- **REQUIREMENT A**
Decide whether each statement agrees with the article on the Hendon knife sale, answering yes or no and quoting the words that settle it: (i) the kitchen knife was sold to an undercover 16-year-old; (ii) Mustafa Deger pleaded guilty at Willesden Magistrates Court; (iii) the undercover test purchase took place in December 2025.
- **REQUIREMENT B**
Reproduce the passage of the article on the Hendon knife sale starting at "Mustafa Deger, owner" and ending at "You in Hendon.", keeping every word and mark unchanged.

- **SELECTED EXCERPT**
++++++++++++++++++++

A Barnet shop owner has been fined after selling a kitchen knife to an undercover 15-year-old during a Trading Standards operation in Hendon.
Mustafa Deger, owner of the convenience and household goods shop Good for You at 114 Brent Street, Hendon, pleaded guilty at Willesden Magistrates Court in May. He was ordered to pay fines totalling £4,100 after Barnet Council brought the prosecution.
The sale took place during an undercover test purchase in December 2025. The legal age to buy a knife in the UK is 18, and councils can take enforcement action when retailers sell knives or other age-restricted products to children.
Undercover knife sale on Brent Street
Barnet Council said the case followed test purchasing visits carried out by its Trading Standards team across the borough as part of Operation Sceptre.
During those visits, police cadets were tasked with attempting to buy a knife from local businesses. One of those attempts resulted in the kitchen knife being sold to the undercover 15-year-old at Good for You in Hendon.
The prosecution means the case has moved beyond a warning or advice visit. Deger admitted the offence in court and was ordered to pay a total of £4,100.
For residents in Hendon and the wider Barnet area, the case is a reminder that age-restricted sales are treated as a community safety matter, not just a licensing or retail compliance issue. Knives sold to under-18s can quickly become part of wider concerns around youth violence, possession in public places and unsafe access to bladed items.

Council says businesses had already received advice
Barnet Council said local businesses had previously been visited by Trading Standards officers to advise them on the correct storage and sale of knives.
That advice included sales techniques and the need for businesses to have a due diligence defence in place. In practical terms, retailers are expected to take reasonable steps to prevent unlawful sales, such as checking age, training staff and controlling how knives are displayed or handed over.

++++++++++++++++++++

- **ROWS**
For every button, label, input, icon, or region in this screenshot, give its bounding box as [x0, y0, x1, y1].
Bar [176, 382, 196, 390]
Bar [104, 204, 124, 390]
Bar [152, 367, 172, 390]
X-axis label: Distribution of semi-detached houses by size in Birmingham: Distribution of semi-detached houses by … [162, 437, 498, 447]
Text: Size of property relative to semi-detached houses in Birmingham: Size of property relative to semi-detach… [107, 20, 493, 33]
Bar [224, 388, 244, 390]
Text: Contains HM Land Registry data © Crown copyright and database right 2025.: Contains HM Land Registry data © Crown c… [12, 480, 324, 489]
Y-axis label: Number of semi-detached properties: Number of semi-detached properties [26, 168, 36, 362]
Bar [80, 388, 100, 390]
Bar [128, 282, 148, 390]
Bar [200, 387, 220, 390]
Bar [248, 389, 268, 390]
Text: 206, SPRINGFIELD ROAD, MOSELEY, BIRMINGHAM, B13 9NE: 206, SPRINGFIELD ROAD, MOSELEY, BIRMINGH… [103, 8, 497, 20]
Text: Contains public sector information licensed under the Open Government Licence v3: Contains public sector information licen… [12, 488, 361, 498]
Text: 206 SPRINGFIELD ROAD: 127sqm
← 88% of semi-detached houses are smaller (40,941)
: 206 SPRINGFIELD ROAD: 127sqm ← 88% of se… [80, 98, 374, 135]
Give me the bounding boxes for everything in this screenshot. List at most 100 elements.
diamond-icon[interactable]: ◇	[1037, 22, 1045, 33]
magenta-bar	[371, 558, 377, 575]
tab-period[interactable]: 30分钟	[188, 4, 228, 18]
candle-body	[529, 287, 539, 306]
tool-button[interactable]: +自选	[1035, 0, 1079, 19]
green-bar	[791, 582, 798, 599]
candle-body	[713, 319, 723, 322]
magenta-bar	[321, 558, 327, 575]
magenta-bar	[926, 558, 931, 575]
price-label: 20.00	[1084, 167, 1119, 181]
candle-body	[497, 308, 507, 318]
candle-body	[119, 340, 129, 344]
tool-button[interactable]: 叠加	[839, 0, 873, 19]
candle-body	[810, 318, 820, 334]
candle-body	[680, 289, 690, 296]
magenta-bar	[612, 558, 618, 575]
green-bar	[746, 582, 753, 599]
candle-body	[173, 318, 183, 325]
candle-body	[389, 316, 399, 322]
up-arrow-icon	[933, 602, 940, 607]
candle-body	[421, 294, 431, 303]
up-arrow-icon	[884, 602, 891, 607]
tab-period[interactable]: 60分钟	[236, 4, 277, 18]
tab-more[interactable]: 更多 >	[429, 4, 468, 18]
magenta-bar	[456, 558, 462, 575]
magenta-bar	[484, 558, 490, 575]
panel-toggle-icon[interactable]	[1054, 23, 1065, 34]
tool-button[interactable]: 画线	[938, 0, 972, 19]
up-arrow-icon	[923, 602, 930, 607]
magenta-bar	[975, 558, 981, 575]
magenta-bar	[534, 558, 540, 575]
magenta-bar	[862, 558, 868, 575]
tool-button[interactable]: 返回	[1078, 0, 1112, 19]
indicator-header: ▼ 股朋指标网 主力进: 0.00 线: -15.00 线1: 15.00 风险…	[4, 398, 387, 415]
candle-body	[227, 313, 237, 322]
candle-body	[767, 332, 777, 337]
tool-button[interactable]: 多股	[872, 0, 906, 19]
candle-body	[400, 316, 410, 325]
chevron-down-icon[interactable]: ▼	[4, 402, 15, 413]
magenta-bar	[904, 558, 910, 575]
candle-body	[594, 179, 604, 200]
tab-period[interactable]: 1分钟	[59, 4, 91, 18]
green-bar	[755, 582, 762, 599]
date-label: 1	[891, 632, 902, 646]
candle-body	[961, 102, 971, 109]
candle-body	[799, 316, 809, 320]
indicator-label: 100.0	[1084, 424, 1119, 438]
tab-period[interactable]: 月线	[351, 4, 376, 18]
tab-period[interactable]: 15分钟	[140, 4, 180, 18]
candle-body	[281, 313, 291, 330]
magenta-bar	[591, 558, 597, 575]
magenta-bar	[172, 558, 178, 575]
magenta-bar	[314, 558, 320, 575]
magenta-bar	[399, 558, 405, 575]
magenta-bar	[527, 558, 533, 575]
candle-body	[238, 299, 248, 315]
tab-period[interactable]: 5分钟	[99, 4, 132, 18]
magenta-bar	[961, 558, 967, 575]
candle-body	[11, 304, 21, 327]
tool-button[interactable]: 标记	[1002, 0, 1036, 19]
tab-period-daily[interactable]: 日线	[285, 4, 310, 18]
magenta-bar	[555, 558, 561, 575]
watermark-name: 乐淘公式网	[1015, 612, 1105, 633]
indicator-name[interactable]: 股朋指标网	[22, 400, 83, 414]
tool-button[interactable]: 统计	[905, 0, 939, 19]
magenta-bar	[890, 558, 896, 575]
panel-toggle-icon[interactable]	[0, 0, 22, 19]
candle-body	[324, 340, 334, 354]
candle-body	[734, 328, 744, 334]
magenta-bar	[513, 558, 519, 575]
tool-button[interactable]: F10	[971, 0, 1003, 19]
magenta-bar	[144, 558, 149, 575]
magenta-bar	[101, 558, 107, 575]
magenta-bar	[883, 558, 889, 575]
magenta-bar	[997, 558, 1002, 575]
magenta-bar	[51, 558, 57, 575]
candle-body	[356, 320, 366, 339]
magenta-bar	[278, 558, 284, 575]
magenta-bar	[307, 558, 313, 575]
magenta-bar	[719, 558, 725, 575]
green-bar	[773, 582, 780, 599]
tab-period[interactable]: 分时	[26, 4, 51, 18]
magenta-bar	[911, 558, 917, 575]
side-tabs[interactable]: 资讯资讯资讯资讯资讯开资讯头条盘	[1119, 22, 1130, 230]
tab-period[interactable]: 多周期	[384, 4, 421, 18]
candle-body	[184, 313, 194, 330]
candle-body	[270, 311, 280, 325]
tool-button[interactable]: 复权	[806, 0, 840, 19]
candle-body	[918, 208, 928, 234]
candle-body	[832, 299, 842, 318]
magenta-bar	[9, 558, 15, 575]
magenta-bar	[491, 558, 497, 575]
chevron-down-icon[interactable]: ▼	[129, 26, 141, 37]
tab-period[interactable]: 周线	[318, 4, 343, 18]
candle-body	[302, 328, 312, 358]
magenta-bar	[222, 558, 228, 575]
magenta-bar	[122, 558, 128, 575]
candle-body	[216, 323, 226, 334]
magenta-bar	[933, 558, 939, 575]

++++++++++++++++++++

- **FULL ANSWER A**
(i) No: "selling a kitchen knife to an undercover 15-year-old"
(ii) Yes: "pleaded guilty at Willesden Magistrates Court in May"
(iii) Yes: "The sale took place during an undercover test purchase in December 2025."

- **FULL ANSWER B**
Mustafa Deger, owner of the convenience and household goods shop Good for You at 114 Brent Street, Hendon, pleaded guilty at Willesden Magistrates Court in May. He was ordered to pay fines totalling £4,100 after Barnet Council brought the prosecution.
The sale took place during an undercover test purchase in December 2025. The legal age to buy a knife in the UK is 18, and councils can take enforcement action when retailers sell knives or other age-restricted products to children.
Undercover knife sale on Brent Street
Barnet Council said the case followed test purchasing visits carried out by its Trading Standards team across the borough as part of Operation Sceptre.
During those visits, police cadets were tasked with attempting to buy a knife from local businesses. One of those attempts resulted in the kitchen knife being sold to the undercover 15-year-old at Good for You in Hendon.